Where does the string "SIVPC" appear in the records? Copy every line that contains it.

**Data for processing:**
**********
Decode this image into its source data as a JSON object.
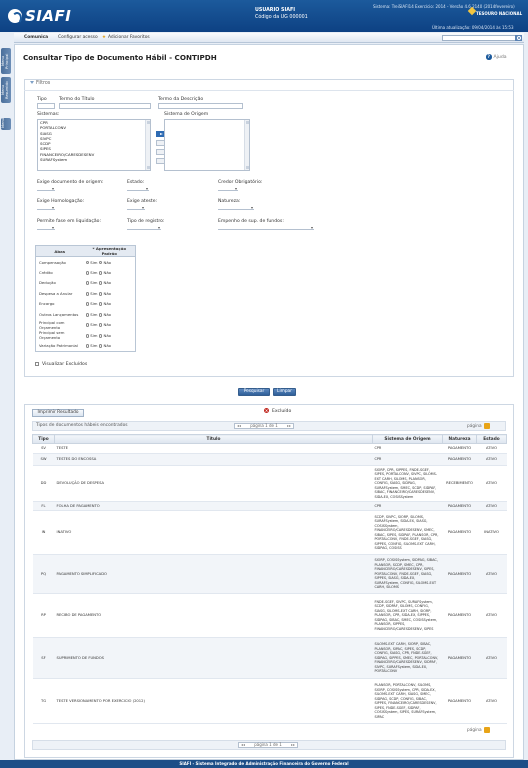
{
  "header": {
    "logo_text": "SIAFI",
    "user_label": "USUARIO SIAFI",
    "user_code": "Código da UG 000001",
    "sys_info": "Sistema: TreiSIAFI14 Exercício: 2014 - Versão 4.6.2140 (2014fevereiro)",
    "brand": "TESOURO NACIONAL",
    "last_update": "Última atualização: 09/04/2014 às 15:53"
  },
  "toolbar": {
    "tabs": [
      "Comunica",
      "Configurar acesso",
      "Adicionar Favoritos"
    ],
    "search_value": ""
  },
  "sidebar": {
    "tabs": [
      "Menu Principal",
      "Menu Resumido",
      "Menu"
    ]
  },
  "page": {
    "title": "Consultar Tipo de Documento Hábil - CONTIPDH",
    "help": "Ajuda"
  },
  "filters": {
    "section": "Filtros",
    "tipo_label": "Tipo",
    "termo_titulo_label": "Termo do Título",
    "termo_descricao_label": "Termo da Descrição",
    "sistemas_label": "Sistemas:",
    "sistemas": [
      "CPR",
      "PORTALCONV",
      "SIASG",
      "SIVPC",
      "SCDP",
      "SIPES",
      "FINANCEIRO/CARESDESENV",
      "SURAFSystem"
    ],
    "origem_label": "Sistema de Origem",
    "exige_doc_label": "Exige documento de origem:",
    "estado_label": "Estado:",
    "credor_label": "Credor Obrigatório:",
    "exige_hom_label": "Exige Homologação:",
    "exige_ateste_label": "Exige ateste:",
    "natureza_label": "Natureza:",
    "fase_label": "Permite fase em liquidação:",
    "tipo_registro_label": "Tipo de registro:",
    "empenho_label": "Empenho de sup. de fundos:",
    "pf_header_abas": "Abas",
    "pf_header_apres": "* Apresentação Padrão",
    "sim": "Sim",
    "nao": "Não",
    "abas": [
      "Compensação",
      "Crédito",
      "Dedução",
      "Despesa a Anular",
      "Encargo",
      "Outros Lançamentos",
      "Principal com Orçamento",
      "Principal sem Orçamento",
      "Variação Patrimonial"
    ],
    "excluidos_label": "Visualizar Excluídos"
  },
  "actions": {
    "pesquisar": "Pesquisar",
    "limpar": "Limpar"
  },
  "results": {
    "print_label": "Imprimir Resultado",
    "excluido_label": "Excluído",
    "caption": "Tipos de documentos hábeis encontrados",
    "pager_text": "página 1 de 1",
    "page_label": "página",
    "columns": [
      "Tipo",
      "Título",
      "Sistema de Origem",
      "Natureza",
      "Estado"
    ],
    "rows": [
      {
        "tipo": "SV",
        "titulo": "TESTE",
        "sistema": "CPR",
        "natureza": "PAGAMENTO",
        "estado": "ATIVO"
      },
      {
        "tipo": "SW",
        "titulo": "TESTES DO ENCOSSA",
        "sistema": "CPR",
        "natureza": "PAGAMENTO",
        "estado": "ATIVO"
      },
      {
        "tipo": "DD",
        "titulo": "DEVOLUÇÃO DE DESPESA",
        "sistema": "SIORP, CPR, SIPPES, FNDE-SGEF, SIPES, PORTALCONV, SIVPC, SILOMS-EXT CARH, SILOMS, PLANSOR, CONFIG, SIASG, SIDPAG, SURAFSystem, SMEC, SCDP, SIDPAF, SIBAC, FINANCEIRO/CARESDESENV, SIDA-EX, COSISSystem",
        "natureza": "RECEBIMENTO",
        "estado": "ATIVO"
      },
      {
        "tipo": "FL",
        "titulo": "FOLHA DE PAGAMENTO",
        "sistema": "CPR",
        "natureza": "PAGAMENTO",
        "estado": "ATIVO"
      },
      {
        "tipo": "IN",
        "titulo": "INATIVO",
        "sistema": "SCDP, SIVPC, SIORP, SILOMS, SURAFSystem, SIDA-EX, SIASG, COSISSystem, FINANCEIRO/CARESDESENV, SMEC, SIBAC, SIPES, SIDPAF, PLANSOR, CPR, PORTALCONV, FNDE-SGEF, SIASG, SIPPES, CONFIG, SILOMS-EXT CARH, SIDPAG, COSISS",
        "natureza": "PAGAMENTO",
        "estado": "INATIVO"
      },
      {
        "tipo": "PQ",
        "titulo": "PAGAMENTO SIMPLIFICADO",
        "sistema": "SIORP, COSISSystem, SIDPAG, SIBAC, PLANSOR, SCDP, SMEC, CPR, FINANCEIRO/CARESDESENV, SIPES, PORTALCONV, FNDE-SGEF, SIASG, SIPPES, SIASG, SIDA-EX, SURAFSystem, CONFIG, SILOMS-EXT CARH, SILOMS",
        "natureza": "PAGAMENTO",
        "estado": "ATIVO"
      },
      {
        "tipo": "RP",
        "titulo": "RECIBO DE PAGAMENTO",
        "sistema": "FNDE-SGEF, SIVPC, SURAFSystem, SCDP, SIDPAF, SILOMS, CONFIG, SIASG, SILOMS-EXT CARH, SIORP, PLANSOR, CPR, SIDA-EX, SIPPES, SIDPAG, SIBAC, SMEC, COSISSystem, PLANSOR, SIPPES, FINANCEIRO/CARESDESENV, SIPES",
        "natureza": "PAGAMENTO",
        "estado": "ATIVO"
      },
      {
        "tipo": "SF",
        "titulo": "SUPRIMENTO DE FUNDOS",
        "sistema": "SILOMS-EXT CARH, SIORP, SIBAC, PLANSOR, SIPAC, SIPES, SCDP, CONFIG, SIASG, CPR, FNDE-SGEF, SIDPAG, SIPPES, SMEC, PORTALCONV, FINANCEIRO/CARESDESENV, SIDPAF, SIVPC, SURAFSystem, SIDA-EX, PORTALCONV",
        "natureza": "PAGAMENTO",
        "estado": "ATIVO"
      },
      {
        "tipo": "TG",
        "titulo": "TESTE VERSIONAMENTO POR EXERCICIO (2012)",
        "sistema": "PLANSOR, PORTALCONV, SILOMS, SIORP, COSISSystem, CPR, SIDA-EX, SILOMS-EXT CARH, SIASG, SMEC, SIDPAG, SCDP, CONFIG, SIBAC, SIPPES, FINANCEIRO/CARESDESENV, SIPES, FNDE-SGEF, SIDPAF, COSISSystem, SIPES, SURAFSystem, SIPAC",
        "natureza": "PAGAMENTO",
        "estado": "ATIVO"
      }
    ]
  },
  "footer": {
    "text": "SIAFI - Sistema Integrado de Administração Financeira do Governo Federal"
  },
  "colors": {
    "header": "#1c5a9c",
    "accent": "#2e6bb3",
    "footer": "#1d4e87"
  }
}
**********
**Task response:**
      "SIVPC",
        "sistema": "SIORP, CPR, SIPPES, FNDE-SGEF, SIPES, PORTALCONV, SIVPC, SILOMS-EXT CARH, SILOMS, PLANSOR, CONFIG, SIASG, SIDPAG, SURAFSystem, SMEC, SCDP, SIDPAF, SIBAC, FINANCEIRO/CARESDESENV, SIDA-EX, COSISSystem",
        "sistema": "SCDP, SIVPC, SIORP, SILOMS, SURAFSystem, SIDA-EX, SIASG, COSISSystem, FINANCEIRO/CARESDESENV, SMEC, SIBAC, SIPES, SIDPAF, PLANSOR, CPR, PORTALCONV, FNDE-SGEF, SIASG, SIPPES, CONFIG, SILOMS-EXT CARH, SIDPAG, COSISS",
        "sistema": "FNDE-SGEF, SIVPC, SURAFSystem, SCDP, SIDPAF, SILOMS, CONFIG, SIASG, SILOMS-EXT CARH, SIORP, PLANSOR, CPR, SIDA-EX, SIPPES, SIDPAG, SIBAC, SMEC, COSISSystem, PLANSOR, SIPPES, FINANCEIRO/CARESDESENV, SIPES",
        "sistema": "SILOMS-EXT CARH, SIORP, SIBAC, PLANSOR, SIPAC, SIPES, SCDP, CONFIG, SIASG, CPR, FNDE-SGEF, SIDPAG, SIPPES, SMEC, PORTALCONV, FINANCEIRO/CARESDESENV, SIDPAF, SIVPC, SURAFSystem, SIDA-EX, PORTALCONV",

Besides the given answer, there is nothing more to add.